*Task details*. Pictures do not belong in the copy; restate the records below word for word.

Data items:

◇ ◇ ◇ ◇ ◇ ◇ ◇

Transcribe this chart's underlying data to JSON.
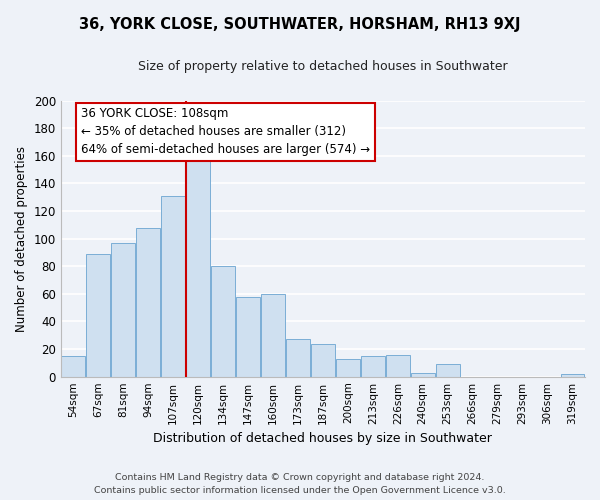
{
  "title": "36, YORK CLOSE, SOUTHWATER, HORSHAM, RH13 9XJ",
  "subtitle": "Size of property relative to detached houses in Southwater",
  "xlabel": "Distribution of detached houses by size in Southwater",
  "ylabel": "Number of detached properties",
  "bar_labels": [
    "54sqm",
    "67sqm",
    "81sqm",
    "94sqm",
    "107sqm",
    "120sqm",
    "134sqm",
    "147sqm",
    "160sqm",
    "173sqm",
    "187sqm",
    "200sqm",
    "213sqm",
    "226sqm",
    "240sqm",
    "253sqm",
    "266sqm",
    "279sqm",
    "293sqm",
    "306sqm",
    "319sqm"
  ],
  "bar_values": [
    15,
    89,
    97,
    108,
    131,
    156,
    80,
    58,
    60,
    27,
    24,
    13,
    15,
    16,
    3,
    9,
    0,
    0,
    0,
    0,
    2
  ],
  "bar_color": "#cfe0f0",
  "bar_edge_color": "#7aaed6",
  "vline_x": 4.5,
  "vline_color": "#cc0000",
  "annotation_line1": "36 YORK CLOSE: 108sqm",
  "annotation_line2": "← 35% of detached houses are smaller (312)",
  "annotation_line3": "64% of semi-detached houses are larger (574) →",
  "annotation_box_color": "#ffffff",
  "annotation_box_edge": "#cc0000",
  "ylim": [
    0,
    200
  ],
  "yticks": [
    0,
    20,
    40,
    60,
    80,
    100,
    120,
    140,
    160,
    180,
    200
  ],
  "footer_line1": "Contains HM Land Registry data © Crown copyright and database right 2024.",
  "footer_line2": "Contains public sector information licensed under the Open Government Licence v3.0.",
  "bg_color": "#eef2f8",
  "grid_color": "#ffffff",
  "plot_bg": "#eef2f8"
}
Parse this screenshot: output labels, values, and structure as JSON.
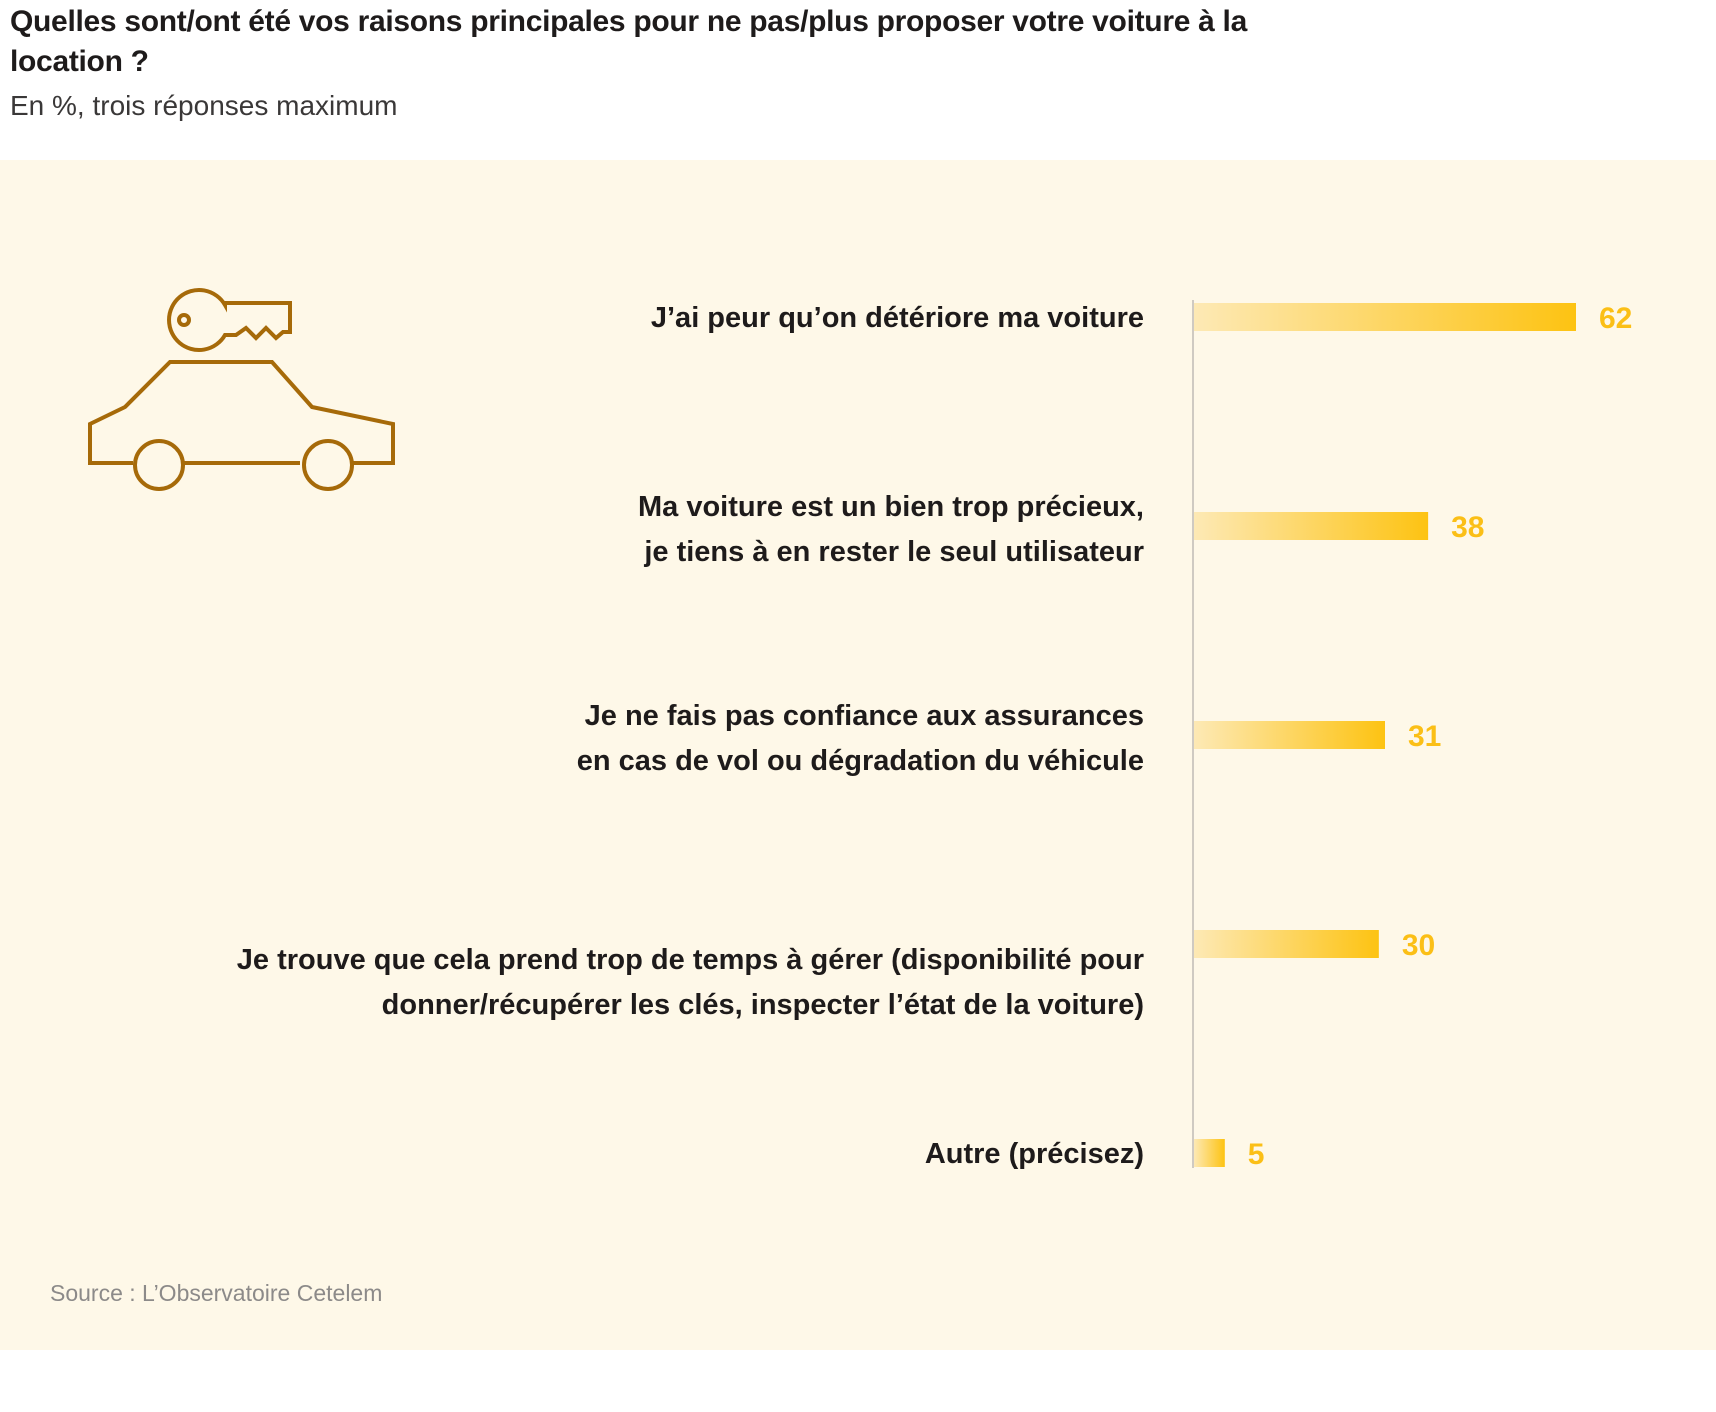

◇ ◇ ◇ ◇ ◇ ◇ ◇

*Result of this exercise*.
Transcribe this chart's underlying data to JSON.
{
  "title": "36, YORK CLOSE, SOUTHWATER, HORSHAM, RH13 9XJ",
  "subtitle": "Size of property relative to detached houses in Southwater",
  "xlabel": "Distribution of detached houses by size in Southwater",
  "ylabel": "Number of detached properties",
  "bar_labels": [
    "54sqm",
    "67sqm",
    "81sqm",
    "94sqm",
    "107sqm",
    "120sqm",
    "134sqm",
    "147sqm",
    "160sqm",
    "173sqm",
    "187sqm",
    "200sqm",
    "213sqm",
    "226sqm",
    "240sqm",
    "253sqm",
    "266sqm",
    "279sqm",
    "293sqm",
    "306sqm",
    "319sqm"
  ],
  "bar_values": [
    15,
    89,
    97,
    108,
    131,
    156,
    80,
    58,
    60,
    27,
    24,
    13,
    15,
    16,
    3,
    9,
    0,
    0,
    0,
    0,
    2
  ],
  "bar_color": "#cfe0f0",
  "bar_edge_color": "#7aaed6",
  "vline_x": 4.5,
  "vline_color": "#cc0000",
  "annotation_line1": "36 YORK CLOSE: 108sqm",
  "annotation_line2": "← 35% of detached houses are smaller (312)",
  "annotation_line3": "64% of semi-detached houses are larger (574) →",
  "annotation_box_color": "#ffffff",
  "annotation_box_edge": "#cc0000",
  "ylim": [
    0,
    200
  ],
  "yticks": [
    0,
    20,
    40,
    60,
    80,
    100,
    120,
    140,
    160,
    180,
    200
  ],
  "footer_line1": "Contains HM Land Registry data © Crown copyright and database right 2024.",
  "footer_line2": "Contains public sector information licensed under the Open Government Licence v3.0.",
  "bg_color": "#eef2f8",
  "grid_color": "#ffffff",
  "plot_bg": "#eef2f8"
}
Parse this screenshot: output labels, values, and structure as JSON.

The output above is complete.